* [SOURCE DATA]:
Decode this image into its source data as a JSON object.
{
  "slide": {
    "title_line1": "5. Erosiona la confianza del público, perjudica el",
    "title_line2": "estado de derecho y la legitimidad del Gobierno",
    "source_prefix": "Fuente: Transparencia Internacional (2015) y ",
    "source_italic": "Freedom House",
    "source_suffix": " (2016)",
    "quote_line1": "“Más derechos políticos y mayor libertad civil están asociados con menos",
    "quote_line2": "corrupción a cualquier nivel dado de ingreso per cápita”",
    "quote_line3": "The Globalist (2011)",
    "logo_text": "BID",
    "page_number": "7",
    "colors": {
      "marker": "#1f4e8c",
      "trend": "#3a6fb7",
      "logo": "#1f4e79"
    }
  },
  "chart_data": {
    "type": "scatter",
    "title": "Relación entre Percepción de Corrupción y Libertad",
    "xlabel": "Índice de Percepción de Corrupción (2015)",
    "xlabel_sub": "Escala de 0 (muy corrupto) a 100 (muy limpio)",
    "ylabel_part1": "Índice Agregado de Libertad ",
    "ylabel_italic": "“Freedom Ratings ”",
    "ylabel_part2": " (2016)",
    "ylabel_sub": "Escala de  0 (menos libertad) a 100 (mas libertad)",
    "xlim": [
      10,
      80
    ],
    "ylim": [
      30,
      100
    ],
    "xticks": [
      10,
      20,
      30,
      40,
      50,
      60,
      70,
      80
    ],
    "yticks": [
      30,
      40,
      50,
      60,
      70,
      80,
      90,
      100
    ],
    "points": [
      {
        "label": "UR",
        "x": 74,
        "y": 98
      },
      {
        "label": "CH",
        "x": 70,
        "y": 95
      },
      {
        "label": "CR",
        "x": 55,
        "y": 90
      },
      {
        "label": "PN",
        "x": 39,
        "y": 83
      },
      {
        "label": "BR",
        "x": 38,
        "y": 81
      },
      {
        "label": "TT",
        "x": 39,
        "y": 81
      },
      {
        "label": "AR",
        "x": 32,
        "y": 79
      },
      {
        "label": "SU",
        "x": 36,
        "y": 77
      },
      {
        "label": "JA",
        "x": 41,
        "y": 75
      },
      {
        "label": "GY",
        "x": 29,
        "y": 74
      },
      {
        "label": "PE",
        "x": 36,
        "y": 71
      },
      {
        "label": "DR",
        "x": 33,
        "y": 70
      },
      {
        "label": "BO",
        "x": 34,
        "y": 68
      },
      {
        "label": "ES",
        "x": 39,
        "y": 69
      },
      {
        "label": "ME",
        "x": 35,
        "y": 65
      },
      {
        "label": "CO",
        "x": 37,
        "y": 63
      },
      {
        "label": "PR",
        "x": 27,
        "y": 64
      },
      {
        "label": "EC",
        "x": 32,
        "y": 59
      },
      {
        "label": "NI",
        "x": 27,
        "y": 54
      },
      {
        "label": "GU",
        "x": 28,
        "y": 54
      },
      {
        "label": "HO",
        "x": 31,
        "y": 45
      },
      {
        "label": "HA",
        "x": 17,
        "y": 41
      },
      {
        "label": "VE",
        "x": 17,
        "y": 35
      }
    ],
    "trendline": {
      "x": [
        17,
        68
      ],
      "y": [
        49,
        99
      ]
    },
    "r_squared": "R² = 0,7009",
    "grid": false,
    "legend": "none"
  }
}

* [STATED GOAL]: For each line above that contains the word "Freedom", copy that line.

* [IN RESPONSE]:
    "source_italic": "Freedom House",
    "ylabel_italic": "“Freedom Ratings ”",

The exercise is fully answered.